- _What to do_
State the count of lines below in which the word "file" appears, and add nothing.

- _Exercise material_

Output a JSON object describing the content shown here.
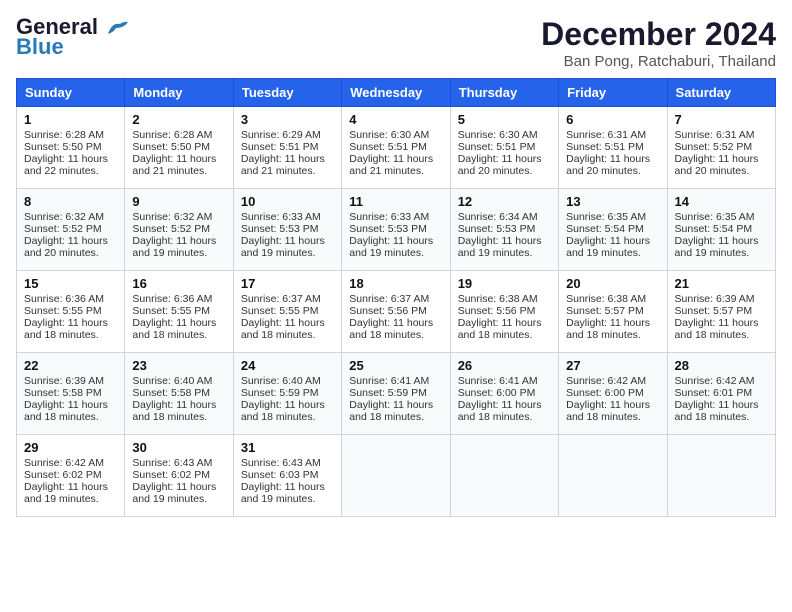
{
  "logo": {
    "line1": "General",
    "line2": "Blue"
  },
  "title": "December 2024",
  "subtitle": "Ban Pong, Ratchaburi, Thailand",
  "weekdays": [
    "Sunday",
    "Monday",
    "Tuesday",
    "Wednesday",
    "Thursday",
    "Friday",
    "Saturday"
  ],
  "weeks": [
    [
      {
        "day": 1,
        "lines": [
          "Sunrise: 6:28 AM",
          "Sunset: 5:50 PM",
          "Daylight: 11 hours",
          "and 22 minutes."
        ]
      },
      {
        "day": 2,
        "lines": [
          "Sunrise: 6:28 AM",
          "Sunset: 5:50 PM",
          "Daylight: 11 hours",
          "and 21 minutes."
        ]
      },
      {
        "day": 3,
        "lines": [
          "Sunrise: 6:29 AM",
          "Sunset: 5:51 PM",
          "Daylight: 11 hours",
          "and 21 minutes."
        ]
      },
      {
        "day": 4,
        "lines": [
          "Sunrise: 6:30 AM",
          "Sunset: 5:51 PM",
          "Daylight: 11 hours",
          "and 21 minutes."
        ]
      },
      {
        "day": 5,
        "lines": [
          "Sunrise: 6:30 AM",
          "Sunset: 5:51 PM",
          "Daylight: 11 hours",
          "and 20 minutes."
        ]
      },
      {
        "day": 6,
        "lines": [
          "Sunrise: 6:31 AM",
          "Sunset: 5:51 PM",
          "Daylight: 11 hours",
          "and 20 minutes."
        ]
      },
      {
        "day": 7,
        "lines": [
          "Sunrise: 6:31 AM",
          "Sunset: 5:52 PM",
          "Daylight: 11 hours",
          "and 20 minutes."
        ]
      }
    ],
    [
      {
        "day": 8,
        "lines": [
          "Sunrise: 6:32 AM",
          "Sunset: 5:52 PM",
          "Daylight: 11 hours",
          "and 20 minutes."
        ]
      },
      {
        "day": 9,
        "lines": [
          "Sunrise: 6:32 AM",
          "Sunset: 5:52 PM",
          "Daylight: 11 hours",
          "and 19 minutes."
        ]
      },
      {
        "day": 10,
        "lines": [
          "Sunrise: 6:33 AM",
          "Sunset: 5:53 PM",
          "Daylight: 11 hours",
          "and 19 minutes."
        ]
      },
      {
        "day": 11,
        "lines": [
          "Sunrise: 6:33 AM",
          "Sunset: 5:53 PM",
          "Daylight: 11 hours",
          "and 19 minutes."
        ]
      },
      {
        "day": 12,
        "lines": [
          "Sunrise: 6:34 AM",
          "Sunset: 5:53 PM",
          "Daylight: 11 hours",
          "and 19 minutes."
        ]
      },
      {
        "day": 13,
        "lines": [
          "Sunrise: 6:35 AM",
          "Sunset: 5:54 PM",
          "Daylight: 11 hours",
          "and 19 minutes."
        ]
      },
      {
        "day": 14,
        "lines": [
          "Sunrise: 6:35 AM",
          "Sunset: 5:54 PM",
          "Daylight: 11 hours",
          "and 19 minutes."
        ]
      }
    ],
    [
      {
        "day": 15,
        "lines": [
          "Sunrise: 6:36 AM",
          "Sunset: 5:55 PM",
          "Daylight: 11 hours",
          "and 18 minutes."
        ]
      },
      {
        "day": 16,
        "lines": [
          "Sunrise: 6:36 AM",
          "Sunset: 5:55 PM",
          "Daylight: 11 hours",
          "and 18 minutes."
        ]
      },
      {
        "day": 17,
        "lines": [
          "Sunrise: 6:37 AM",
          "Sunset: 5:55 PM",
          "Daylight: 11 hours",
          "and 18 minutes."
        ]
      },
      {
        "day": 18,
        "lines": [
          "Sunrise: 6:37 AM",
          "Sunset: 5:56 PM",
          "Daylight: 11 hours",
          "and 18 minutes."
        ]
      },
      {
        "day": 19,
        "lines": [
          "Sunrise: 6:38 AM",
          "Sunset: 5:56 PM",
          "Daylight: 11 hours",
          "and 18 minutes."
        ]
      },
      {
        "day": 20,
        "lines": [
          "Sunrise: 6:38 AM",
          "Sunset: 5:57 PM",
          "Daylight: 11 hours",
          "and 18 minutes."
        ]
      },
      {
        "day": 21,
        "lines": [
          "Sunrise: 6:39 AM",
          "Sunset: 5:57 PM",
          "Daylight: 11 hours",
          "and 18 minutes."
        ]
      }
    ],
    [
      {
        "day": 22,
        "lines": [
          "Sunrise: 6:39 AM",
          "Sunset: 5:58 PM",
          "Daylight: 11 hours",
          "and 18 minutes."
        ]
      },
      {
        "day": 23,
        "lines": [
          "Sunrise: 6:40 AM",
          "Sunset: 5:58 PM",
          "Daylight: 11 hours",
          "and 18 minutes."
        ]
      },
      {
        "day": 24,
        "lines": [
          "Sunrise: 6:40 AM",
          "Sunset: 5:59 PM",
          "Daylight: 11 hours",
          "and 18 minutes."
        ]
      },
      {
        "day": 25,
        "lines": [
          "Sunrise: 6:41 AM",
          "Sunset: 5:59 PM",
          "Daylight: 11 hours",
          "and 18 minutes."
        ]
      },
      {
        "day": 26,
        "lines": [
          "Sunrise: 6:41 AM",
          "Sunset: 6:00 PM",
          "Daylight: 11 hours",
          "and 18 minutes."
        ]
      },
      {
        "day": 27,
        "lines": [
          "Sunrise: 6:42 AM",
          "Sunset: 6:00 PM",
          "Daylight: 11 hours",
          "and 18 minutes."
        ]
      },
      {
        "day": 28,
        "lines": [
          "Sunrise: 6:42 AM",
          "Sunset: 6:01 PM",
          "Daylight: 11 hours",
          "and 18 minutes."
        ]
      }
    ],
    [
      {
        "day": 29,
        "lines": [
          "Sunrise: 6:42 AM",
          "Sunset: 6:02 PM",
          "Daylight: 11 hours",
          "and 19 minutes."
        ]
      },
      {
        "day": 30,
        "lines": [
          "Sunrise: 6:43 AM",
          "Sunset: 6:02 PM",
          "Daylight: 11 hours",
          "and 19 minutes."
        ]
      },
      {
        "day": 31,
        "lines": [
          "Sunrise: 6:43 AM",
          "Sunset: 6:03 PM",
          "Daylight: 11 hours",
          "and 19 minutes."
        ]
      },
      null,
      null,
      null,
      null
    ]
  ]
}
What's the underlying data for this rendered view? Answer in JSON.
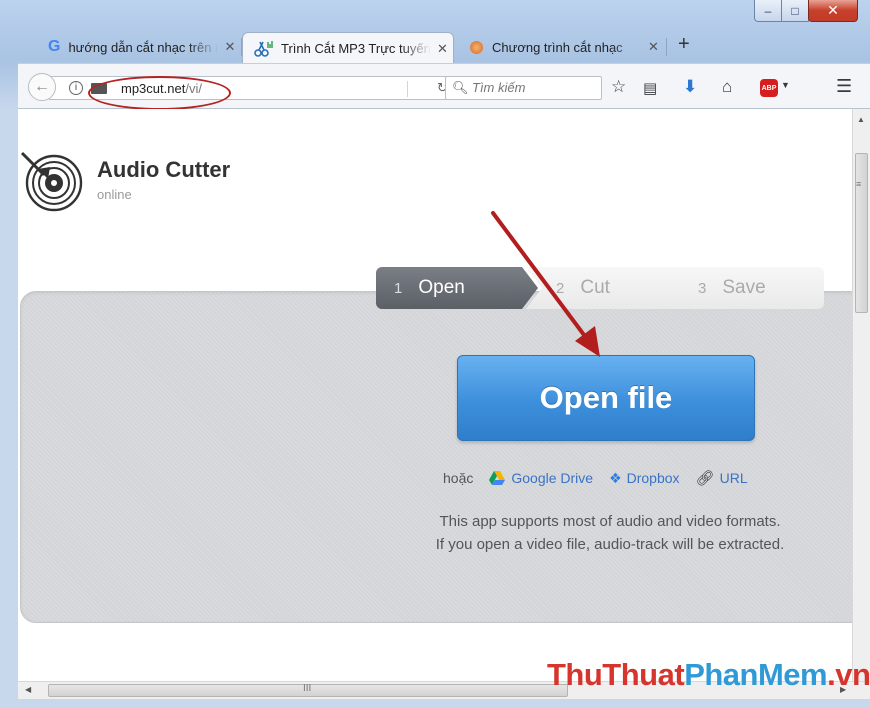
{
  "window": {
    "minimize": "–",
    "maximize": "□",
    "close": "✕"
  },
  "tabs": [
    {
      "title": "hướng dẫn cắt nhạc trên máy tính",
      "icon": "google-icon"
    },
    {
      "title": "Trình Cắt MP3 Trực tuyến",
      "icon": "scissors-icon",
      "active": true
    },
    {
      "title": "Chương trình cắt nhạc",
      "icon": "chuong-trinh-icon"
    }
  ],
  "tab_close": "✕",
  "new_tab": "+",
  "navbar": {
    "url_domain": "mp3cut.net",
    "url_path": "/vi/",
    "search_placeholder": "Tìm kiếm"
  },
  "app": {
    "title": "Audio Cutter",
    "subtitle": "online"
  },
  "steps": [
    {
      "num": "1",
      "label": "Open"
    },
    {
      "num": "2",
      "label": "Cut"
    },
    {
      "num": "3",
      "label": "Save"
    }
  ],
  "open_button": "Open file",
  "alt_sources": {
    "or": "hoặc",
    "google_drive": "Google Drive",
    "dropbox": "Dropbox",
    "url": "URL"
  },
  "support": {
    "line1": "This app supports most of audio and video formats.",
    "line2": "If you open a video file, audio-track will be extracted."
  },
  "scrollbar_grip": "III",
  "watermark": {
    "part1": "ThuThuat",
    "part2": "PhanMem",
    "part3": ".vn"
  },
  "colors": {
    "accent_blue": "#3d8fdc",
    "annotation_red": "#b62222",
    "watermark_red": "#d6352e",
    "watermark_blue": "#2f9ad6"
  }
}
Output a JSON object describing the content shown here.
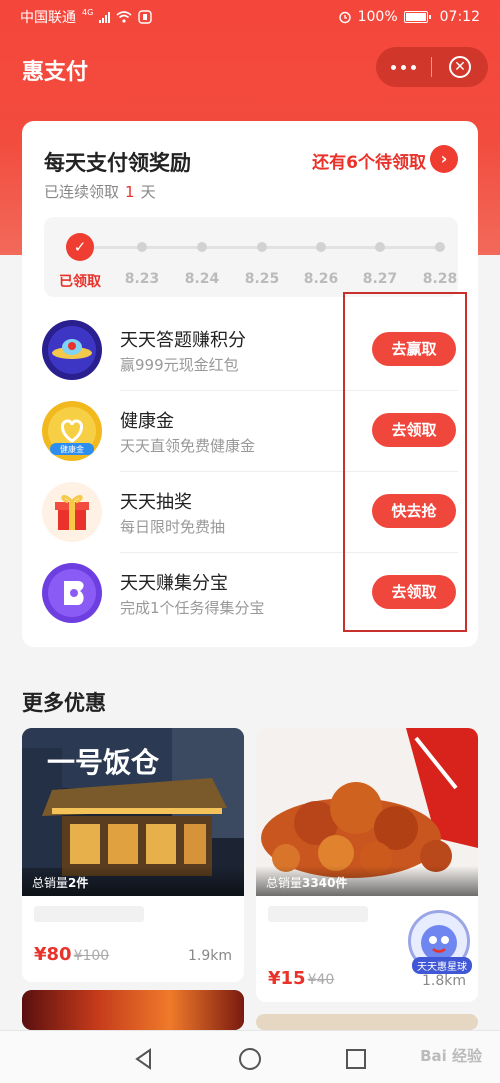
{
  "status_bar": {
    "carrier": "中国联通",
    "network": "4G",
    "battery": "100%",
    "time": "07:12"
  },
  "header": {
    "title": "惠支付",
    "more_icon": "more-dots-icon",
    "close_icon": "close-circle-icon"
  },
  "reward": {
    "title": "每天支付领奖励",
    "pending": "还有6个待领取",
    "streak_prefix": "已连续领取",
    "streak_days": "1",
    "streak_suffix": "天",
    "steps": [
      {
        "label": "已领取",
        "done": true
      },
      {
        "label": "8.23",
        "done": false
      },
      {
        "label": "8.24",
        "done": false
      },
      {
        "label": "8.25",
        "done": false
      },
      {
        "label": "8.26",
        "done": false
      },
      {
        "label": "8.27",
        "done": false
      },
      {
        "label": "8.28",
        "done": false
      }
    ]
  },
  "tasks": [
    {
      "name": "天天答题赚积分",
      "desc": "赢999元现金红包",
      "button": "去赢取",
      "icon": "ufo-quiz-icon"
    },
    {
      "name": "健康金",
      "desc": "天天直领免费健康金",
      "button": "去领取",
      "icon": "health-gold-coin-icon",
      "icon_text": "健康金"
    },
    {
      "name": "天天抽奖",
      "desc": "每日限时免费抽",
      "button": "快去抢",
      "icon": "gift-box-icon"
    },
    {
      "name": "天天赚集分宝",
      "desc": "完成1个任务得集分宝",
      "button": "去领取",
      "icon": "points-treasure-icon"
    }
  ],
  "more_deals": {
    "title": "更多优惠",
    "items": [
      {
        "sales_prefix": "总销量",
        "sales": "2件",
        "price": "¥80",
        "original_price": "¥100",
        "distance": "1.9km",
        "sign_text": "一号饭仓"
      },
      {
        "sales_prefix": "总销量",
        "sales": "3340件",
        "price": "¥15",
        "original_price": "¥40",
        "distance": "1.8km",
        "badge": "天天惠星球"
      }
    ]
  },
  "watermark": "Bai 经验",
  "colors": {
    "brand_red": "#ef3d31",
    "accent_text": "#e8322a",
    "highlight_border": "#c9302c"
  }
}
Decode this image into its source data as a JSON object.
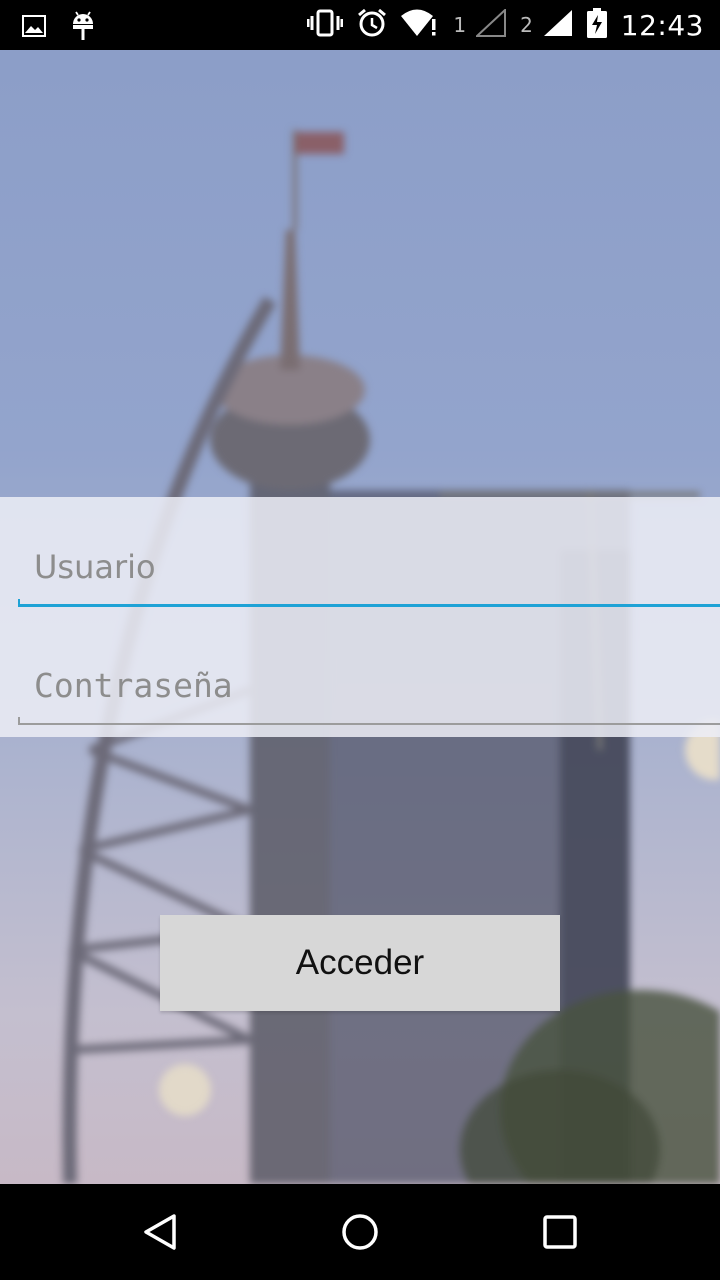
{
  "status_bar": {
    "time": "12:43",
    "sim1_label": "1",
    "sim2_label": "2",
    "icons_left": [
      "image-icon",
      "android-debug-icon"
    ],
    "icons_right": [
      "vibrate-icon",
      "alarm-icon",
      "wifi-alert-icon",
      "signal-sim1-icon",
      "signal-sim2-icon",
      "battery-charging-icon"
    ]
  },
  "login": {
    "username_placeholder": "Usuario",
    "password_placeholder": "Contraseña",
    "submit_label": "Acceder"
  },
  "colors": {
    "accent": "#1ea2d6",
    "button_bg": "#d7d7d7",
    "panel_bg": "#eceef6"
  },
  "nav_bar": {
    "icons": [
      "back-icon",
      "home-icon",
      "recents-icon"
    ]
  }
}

- _Exercise output_
2